**Stated goal:** Reproduce all the entries precisely.

**Supplied entries:**
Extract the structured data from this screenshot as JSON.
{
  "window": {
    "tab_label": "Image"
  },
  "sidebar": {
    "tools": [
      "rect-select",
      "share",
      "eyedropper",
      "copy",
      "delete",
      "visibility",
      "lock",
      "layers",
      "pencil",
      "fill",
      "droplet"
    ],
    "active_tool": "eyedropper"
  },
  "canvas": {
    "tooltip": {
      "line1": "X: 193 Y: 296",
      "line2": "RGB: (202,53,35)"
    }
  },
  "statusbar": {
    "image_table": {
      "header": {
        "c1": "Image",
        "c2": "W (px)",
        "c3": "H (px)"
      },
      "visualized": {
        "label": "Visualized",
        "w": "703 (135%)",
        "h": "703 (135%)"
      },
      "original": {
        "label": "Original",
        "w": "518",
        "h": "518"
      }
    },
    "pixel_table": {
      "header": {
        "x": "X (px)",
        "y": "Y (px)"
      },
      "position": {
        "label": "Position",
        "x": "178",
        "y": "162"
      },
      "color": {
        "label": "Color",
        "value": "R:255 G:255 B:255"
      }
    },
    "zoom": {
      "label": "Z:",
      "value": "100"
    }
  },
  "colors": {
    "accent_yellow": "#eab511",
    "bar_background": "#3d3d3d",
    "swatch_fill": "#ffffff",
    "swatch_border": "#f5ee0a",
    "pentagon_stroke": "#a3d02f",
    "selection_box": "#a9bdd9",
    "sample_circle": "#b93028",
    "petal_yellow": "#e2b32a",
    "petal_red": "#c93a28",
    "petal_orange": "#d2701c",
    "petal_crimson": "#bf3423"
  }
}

**Output of the task:**
Extract the structured data from this screenshot as JSON.
{
  "window": {
    "tab_label": "Image"
  },
  "sidebar": {
    "tools": [
      "rect-select",
      "share",
      "eyedropper",
      "copy",
      "delete",
      "visibility",
      "lock",
      "layers",
      "pencil",
      "fill",
      "droplet"
    ],
    "active_tool": "eyedropper"
  },
  "canvas": {
    "tooltip": {
      "line1": "X: 193 Y: 296",
      "line2": "RGB: (202,53,35)"
    }
  },
  "statusbar": {
    "image_table": {
      "header": {
        "c1": "Image",
        "c2": "W (px)",
        "c3": "H (px)"
      },
      "visualized": {
        "label": "Visualized",
        "w": "703 (135%)",
        "h": "703 (135%)"
      },
      "original": {
        "label": "Original",
        "w": "518",
        "h": "518"
      }
    },
    "pixel_table": {
      "header": {
        "x": "X (px)",
        "y": "Y (px)"
      },
      "position": {
        "label": "Position",
        "x": "178",
        "y": "162"
      },
      "color": {
        "label": "Color",
        "value": "R:255 G:255 B:255"
      }
    },
    "zoom": {
      "label": "Z:",
      "value": "100"
    }
  },
  "colors": {
    "accent_yellow": "#eab511",
    "bar_background": "#3d3d3d",
    "swatch_fill": "#ffffff",
    "swatch_border": "#f5ee0a",
    "pentagon_stroke": "#a3d02f",
    "selection_box": "#a9bdd9",
    "sample_circle": "#b93028",
    "petal_yellow": "#e2b32a",
    "petal_red": "#c93a28",
    "petal_orange": "#d2701c",
    "petal_crimson": "#bf3423"
  }
}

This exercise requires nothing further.